• Task to complete: Repeat every line below exactly as it reads.

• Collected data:
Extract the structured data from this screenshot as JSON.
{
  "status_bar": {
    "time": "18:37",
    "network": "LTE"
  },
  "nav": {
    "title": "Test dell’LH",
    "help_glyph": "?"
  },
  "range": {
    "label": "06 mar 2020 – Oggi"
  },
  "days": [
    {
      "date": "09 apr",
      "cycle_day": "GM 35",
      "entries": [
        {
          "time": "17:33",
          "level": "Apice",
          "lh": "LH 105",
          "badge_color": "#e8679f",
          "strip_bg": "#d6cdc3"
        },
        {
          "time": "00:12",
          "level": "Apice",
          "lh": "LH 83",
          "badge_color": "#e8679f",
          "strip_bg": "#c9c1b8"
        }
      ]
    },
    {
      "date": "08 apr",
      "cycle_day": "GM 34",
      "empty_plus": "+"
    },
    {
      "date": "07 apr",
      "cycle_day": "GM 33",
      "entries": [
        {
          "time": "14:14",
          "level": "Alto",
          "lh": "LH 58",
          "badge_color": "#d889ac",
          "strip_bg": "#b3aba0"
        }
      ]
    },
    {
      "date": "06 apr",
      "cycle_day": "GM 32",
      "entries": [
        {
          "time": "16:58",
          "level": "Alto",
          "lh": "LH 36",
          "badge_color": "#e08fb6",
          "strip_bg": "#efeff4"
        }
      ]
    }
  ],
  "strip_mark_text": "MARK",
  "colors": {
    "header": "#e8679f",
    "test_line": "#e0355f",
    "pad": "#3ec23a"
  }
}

• Solution for this exercise:
Extract the structured data from this screenshot as JSON.
{
  "status_bar": {
    "time": "18:37",
    "network": "LTE"
  },
  "nav": {
    "title": "Test dell’LH",
    "help_glyph": "?"
  },
  "range": {
    "label": "06 mar 2020 – Oggi"
  },
  "days": [
    {
      "date": "09 apr",
      "cycle_day": "GM 35",
      "entries": [
        {
          "time": "17:33",
          "level": "Apice",
          "lh": "LH 105",
          "badge_color": "#e8679f",
          "strip_bg": "#d6cdc3"
        },
        {
          "time": "00:12",
          "level": "Apice",
          "lh": "LH 83",
          "badge_color": "#e8679f",
          "strip_bg": "#c9c1b8"
        }
      ]
    },
    {
      "date": "08 apr",
      "cycle_day": "GM 34",
      "empty_plus": "+"
    },
    {
      "date": "07 apr",
      "cycle_day": "GM 33",
      "entries": [
        {
          "time": "14:14",
          "level": "Alto",
          "lh": "LH 58",
          "badge_color": "#d889ac",
          "strip_bg": "#b3aba0"
        }
      ]
    },
    {
      "date": "06 apr",
      "cycle_day": "GM 32",
      "entries": [
        {
          "time": "16:58",
          "level": "Alto",
          "lh": "LH 36",
          "badge_color": "#e08fb6",
          "strip_bg": "#efeff4"
        }
      ]
    }
  ],
  "strip_mark_text": "MARK",
  "colors": {
    "header": "#e8679f",
    "test_line": "#e0355f",
    "pad": "#3ec23a"
  }
}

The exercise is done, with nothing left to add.